▶ **What the exercise asks**:
Exactly as written, quote every line that follows, skipping the images.

▶ **Listed entries**:

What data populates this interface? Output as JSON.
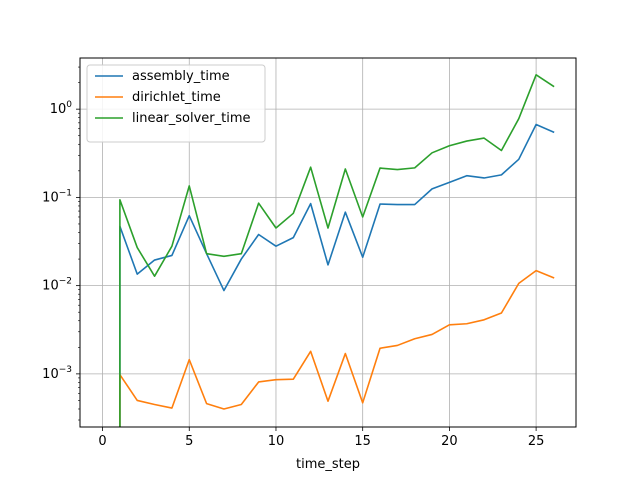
{
  "chart_data": {
    "type": "line",
    "xlabel": "time_step",
    "ylabel": "",
    "title": "",
    "yscale": "log",
    "xlim": [
      -1.3,
      27.3
    ],
    "ylim": [
      0.00025,
      3.8
    ],
    "grid": true,
    "legend_position": "top-left",
    "x_ticks": [
      0,
      5,
      10,
      15,
      20,
      25
    ],
    "x_tick_labels": [
      "0",
      "5",
      "10",
      "15",
      "20",
      "25"
    ],
    "y_ticks": [
      0.001,
      0.01,
      0.1,
      1
    ],
    "y_tick_labels": [
      {
        "base": "10",
        "exp": "−3"
      },
      {
        "base": "10",
        "exp": "−2"
      },
      {
        "base": "10",
        "exp": "−1"
      },
      {
        "base": "10",
        "exp": "0"
      }
    ],
    "x": [
      1,
      2,
      3,
      4,
      5,
      6,
      7,
      8,
      9,
      10,
      11,
      12,
      13,
      14,
      15,
      16,
      17,
      18,
      19,
      20,
      21,
      22,
      23,
      24,
      25,
      26
    ],
    "series": [
      {
        "name": "assembly_time",
        "color": "#1f77b4",
        "start": {
          "x": 1,
          "y": 0.0001
        },
        "values": [
          0.047,
          0.0135,
          0.0195,
          0.022,
          0.062,
          0.023,
          0.0088,
          0.02,
          0.038,
          0.028,
          0.035,
          0.085,
          0.0172,
          0.068,
          0.021,
          0.084,
          0.083,
          0.083,
          0.125,
          0.148,
          0.176,
          0.166,
          0.18,
          0.27,
          0.67,
          0.55
        ]
      },
      {
        "name": "dirichlet_time",
        "color": "#ff7f0e",
        "start": {
          "x": 1,
          "y": 0.0001
        },
        "values": [
          0.00098,
          0.0005,
          0.00045,
          0.00041,
          0.00145,
          0.00046,
          0.0004,
          0.00045,
          0.00081,
          0.00086,
          0.00087,
          0.0018,
          0.00049,
          0.0017,
          0.00047,
          0.00195,
          0.0021,
          0.0025,
          0.0028,
          0.0036,
          0.0037,
          0.0041,
          0.0049,
          0.0106,
          0.0148,
          0.0123
        ]
      },
      {
        "name": "linear_solver_time",
        "color": "#2ca02c",
        "start": {
          "x": 1,
          "y": 0.0001
        },
        "values": [
          0.094,
          0.027,
          0.0128,
          0.028,
          0.135,
          0.023,
          0.0215,
          0.023,
          0.086,
          0.045,
          0.066,
          0.22,
          0.045,
          0.21,
          0.06,
          0.215,
          0.207,
          0.216,
          0.32,
          0.385,
          0.435,
          0.47,
          0.34,
          0.78,
          2.45,
          1.82
        ]
      }
    ]
  }
}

▶ **Full output**:
What data populates this interface? Output as JSON.
{
  "chart_data": {
    "type": "line",
    "xlabel": "time_step",
    "ylabel": "",
    "title": "",
    "yscale": "log",
    "xlim": [
      -1.3,
      27.3
    ],
    "ylim": [
      0.00025,
      3.8
    ],
    "grid": true,
    "legend_position": "top-left",
    "x_ticks": [
      0,
      5,
      10,
      15,
      20,
      25
    ],
    "x_tick_labels": [
      "0",
      "5",
      "10",
      "15",
      "20",
      "25"
    ],
    "y_ticks": [
      0.001,
      0.01,
      0.1,
      1
    ],
    "y_tick_labels": [
      {
        "base": "10",
        "exp": "−3"
      },
      {
        "base": "10",
        "exp": "−2"
      },
      {
        "base": "10",
        "exp": "−1"
      },
      {
        "base": "10",
        "exp": "0"
      }
    ],
    "x": [
      1,
      2,
      3,
      4,
      5,
      6,
      7,
      8,
      9,
      10,
      11,
      12,
      13,
      14,
      15,
      16,
      17,
      18,
      19,
      20,
      21,
      22,
      23,
      24,
      25,
      26
    ],
    "series": [
      {
        "name": "assembly_time",
        "color": "#1f77b4",
        "start": {
          "x": 1,
          "y": 0.0001
        },
        "values": [
          0.047,
          0.0135,
          0.0195,
          0.022,
          0.062,
          0.023,
          0.0088,
          0.02,
          0.038,
          0.028,
          0.035,
          0.085,
          0.0172,
          0.068,
          0.021,
          0.084,
          0.083,
          0.083,
          0.125,
          0.148,
          0.176,
          0.166,
          0.18,
          0.27,
          0.67,
          0.55
        ]
      },
      {
        "name": "dirichlet_time",
        "color": "#ff7f0e",
        "start": {
          "x": 1,
          "y": 0.0001
        },
        "values": [
          0.00098,
          0.0005,
          0.00045,
          0.00041,
          0.00145,
          0.00046,
          0.0004,
          0.00045,
          0.00081,
          0.00086,
          0.00087,
          0.0018,
          0.00049,
          0.0017,
          0.00047,
          0.00195,
          0.0021,
          0.0025,
          0.0028,
          0.0036,
          0.0037,
          0.0041,
          0.0049,
          0.0106,
          0.0148,
          0.0123
        ]
      },
      {
        "name": "linear_solver_time",
        "color": "#2ca02c",
        "start": {
          "x": 1,
          "y": 0.0001
        },
        "values": [
          0.094,
          0.027,
          0.0128,
          0.028,
          0.135,
          0.023,
          0.0215,
          0.023,
          0.086,
          0.045,
          0.066,
          0.22,
          0.045,
          0.21,
          0.06,
          0.215,
          0.207,
          0.216,
          0.32,
          0.385,
          0.435,
          0.47,
          0.34,
          0.78,
          2.45,
          1.82
        ]
      }
    ]
  }
}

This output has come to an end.